• Aim:
Gather up every line that includes the string "this".

-- Start of Data --

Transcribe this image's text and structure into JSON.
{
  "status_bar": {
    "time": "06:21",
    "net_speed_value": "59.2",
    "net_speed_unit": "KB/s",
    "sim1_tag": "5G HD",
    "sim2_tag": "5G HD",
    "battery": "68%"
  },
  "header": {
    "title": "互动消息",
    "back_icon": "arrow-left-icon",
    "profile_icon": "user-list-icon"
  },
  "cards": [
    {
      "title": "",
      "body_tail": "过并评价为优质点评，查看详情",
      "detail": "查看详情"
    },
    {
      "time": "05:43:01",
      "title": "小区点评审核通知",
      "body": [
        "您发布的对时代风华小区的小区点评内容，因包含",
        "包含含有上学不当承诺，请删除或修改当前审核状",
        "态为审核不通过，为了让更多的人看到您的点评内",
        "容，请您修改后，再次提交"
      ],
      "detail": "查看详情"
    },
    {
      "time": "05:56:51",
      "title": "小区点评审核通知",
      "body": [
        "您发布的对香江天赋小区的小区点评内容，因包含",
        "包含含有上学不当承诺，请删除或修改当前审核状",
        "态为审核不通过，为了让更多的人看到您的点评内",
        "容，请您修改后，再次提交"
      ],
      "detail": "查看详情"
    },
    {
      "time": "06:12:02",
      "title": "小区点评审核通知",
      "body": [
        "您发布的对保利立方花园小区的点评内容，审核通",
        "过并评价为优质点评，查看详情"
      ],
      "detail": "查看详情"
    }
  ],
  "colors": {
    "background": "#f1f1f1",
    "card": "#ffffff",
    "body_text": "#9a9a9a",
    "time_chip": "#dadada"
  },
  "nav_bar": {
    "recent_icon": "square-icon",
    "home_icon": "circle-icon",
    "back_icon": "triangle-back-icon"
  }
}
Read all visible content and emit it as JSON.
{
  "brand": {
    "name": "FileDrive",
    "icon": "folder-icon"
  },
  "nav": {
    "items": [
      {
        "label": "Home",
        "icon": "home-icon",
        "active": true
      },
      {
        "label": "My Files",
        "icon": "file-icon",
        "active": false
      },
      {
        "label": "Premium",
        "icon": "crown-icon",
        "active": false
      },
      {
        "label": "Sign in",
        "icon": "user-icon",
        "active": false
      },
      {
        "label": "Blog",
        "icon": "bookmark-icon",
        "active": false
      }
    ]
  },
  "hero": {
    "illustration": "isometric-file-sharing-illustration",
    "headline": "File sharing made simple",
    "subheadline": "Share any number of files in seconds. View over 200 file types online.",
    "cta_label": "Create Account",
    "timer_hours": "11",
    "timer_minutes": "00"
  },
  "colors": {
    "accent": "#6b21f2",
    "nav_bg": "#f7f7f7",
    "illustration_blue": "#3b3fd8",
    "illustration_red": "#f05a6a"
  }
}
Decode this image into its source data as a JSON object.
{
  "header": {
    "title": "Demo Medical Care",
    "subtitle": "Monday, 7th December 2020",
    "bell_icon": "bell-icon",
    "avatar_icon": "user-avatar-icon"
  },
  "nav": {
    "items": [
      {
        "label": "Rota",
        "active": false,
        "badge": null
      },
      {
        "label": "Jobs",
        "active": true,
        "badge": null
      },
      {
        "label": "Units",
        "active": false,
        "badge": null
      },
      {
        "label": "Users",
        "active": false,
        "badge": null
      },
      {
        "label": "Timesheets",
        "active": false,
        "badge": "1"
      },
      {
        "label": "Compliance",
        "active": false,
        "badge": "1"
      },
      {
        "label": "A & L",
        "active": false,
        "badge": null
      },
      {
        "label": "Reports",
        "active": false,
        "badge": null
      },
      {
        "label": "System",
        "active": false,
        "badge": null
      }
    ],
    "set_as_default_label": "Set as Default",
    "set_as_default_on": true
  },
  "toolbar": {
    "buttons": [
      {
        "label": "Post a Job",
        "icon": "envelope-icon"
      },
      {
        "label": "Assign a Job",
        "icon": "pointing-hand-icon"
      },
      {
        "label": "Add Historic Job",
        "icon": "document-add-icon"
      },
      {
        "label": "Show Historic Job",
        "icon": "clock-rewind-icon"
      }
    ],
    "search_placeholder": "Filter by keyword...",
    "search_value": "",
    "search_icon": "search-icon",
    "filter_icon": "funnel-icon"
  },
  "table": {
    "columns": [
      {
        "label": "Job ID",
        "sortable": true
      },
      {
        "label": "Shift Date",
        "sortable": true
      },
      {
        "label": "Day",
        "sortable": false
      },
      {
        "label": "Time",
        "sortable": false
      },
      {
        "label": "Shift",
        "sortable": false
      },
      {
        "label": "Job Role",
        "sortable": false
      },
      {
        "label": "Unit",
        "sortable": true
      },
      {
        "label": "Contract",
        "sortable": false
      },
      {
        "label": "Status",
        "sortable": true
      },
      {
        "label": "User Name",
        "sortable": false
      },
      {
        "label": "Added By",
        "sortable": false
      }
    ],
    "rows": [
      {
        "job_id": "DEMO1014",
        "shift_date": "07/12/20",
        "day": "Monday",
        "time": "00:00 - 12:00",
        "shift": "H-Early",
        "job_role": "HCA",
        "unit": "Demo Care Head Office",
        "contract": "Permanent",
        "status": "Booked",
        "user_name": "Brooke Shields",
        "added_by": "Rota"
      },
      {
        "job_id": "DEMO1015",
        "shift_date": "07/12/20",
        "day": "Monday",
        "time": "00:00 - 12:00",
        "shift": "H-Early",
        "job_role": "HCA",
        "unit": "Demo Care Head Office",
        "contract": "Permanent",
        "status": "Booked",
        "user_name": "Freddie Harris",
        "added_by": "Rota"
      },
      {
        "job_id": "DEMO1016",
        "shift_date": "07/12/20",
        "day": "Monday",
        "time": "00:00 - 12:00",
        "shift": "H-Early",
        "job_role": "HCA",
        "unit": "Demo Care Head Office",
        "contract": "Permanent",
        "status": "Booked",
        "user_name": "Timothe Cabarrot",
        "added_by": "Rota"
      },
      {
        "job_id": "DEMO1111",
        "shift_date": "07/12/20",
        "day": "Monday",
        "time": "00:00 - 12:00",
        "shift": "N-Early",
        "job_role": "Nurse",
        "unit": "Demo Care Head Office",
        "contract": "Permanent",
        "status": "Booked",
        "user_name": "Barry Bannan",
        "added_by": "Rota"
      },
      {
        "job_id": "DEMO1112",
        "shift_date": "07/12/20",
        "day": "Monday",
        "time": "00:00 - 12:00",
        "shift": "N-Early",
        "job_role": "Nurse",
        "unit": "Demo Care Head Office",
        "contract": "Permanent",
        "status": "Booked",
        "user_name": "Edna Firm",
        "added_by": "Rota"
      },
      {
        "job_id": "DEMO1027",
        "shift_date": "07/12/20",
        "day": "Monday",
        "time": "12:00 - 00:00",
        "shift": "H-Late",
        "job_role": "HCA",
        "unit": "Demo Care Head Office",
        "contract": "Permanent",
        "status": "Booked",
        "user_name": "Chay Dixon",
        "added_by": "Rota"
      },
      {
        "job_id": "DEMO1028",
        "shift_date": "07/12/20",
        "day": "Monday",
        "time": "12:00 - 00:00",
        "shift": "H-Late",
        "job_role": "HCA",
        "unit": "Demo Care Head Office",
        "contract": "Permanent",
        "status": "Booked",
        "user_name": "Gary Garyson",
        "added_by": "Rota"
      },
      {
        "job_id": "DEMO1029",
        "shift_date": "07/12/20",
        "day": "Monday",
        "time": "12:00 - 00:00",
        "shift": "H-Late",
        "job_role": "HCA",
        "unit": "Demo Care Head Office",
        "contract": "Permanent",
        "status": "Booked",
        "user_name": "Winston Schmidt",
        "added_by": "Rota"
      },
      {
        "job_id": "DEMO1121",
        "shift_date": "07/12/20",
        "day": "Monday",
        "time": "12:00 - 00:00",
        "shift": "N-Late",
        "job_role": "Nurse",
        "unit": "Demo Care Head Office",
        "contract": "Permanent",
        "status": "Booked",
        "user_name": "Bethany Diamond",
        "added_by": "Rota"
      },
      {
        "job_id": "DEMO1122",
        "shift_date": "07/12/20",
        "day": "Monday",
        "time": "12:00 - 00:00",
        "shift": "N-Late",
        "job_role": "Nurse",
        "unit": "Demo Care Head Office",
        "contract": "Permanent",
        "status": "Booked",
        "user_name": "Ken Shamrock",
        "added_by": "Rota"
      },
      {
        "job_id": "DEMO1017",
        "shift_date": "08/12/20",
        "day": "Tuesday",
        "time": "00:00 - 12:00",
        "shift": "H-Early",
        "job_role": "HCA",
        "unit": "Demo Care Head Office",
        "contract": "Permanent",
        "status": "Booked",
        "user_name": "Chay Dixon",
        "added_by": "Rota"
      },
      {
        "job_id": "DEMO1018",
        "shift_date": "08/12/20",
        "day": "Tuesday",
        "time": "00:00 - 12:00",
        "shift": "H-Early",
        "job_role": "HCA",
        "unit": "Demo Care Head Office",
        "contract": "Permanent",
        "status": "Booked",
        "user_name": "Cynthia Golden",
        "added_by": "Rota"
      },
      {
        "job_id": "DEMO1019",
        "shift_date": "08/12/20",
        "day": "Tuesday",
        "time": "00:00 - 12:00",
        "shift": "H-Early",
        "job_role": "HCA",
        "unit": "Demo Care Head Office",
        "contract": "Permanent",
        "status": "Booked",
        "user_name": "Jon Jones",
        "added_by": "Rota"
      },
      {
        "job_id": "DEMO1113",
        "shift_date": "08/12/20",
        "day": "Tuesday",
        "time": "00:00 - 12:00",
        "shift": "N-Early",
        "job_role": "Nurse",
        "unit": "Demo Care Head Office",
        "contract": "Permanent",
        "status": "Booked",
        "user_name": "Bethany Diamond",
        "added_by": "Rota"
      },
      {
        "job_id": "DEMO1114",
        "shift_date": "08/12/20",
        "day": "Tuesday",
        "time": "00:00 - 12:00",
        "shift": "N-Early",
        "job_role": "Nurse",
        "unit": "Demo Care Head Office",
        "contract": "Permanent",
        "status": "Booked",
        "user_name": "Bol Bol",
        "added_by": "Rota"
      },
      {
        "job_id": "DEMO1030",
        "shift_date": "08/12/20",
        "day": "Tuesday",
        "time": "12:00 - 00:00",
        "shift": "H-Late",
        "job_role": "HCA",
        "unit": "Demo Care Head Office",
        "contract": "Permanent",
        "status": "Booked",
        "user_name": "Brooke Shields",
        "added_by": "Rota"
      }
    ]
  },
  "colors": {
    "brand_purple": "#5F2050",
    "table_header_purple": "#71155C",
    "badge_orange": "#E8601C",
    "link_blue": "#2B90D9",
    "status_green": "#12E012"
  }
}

-- End of Data --

• Written reply:
Transcribe this image's text and structure into JSON.
Decode this image into its source data as a JSON object.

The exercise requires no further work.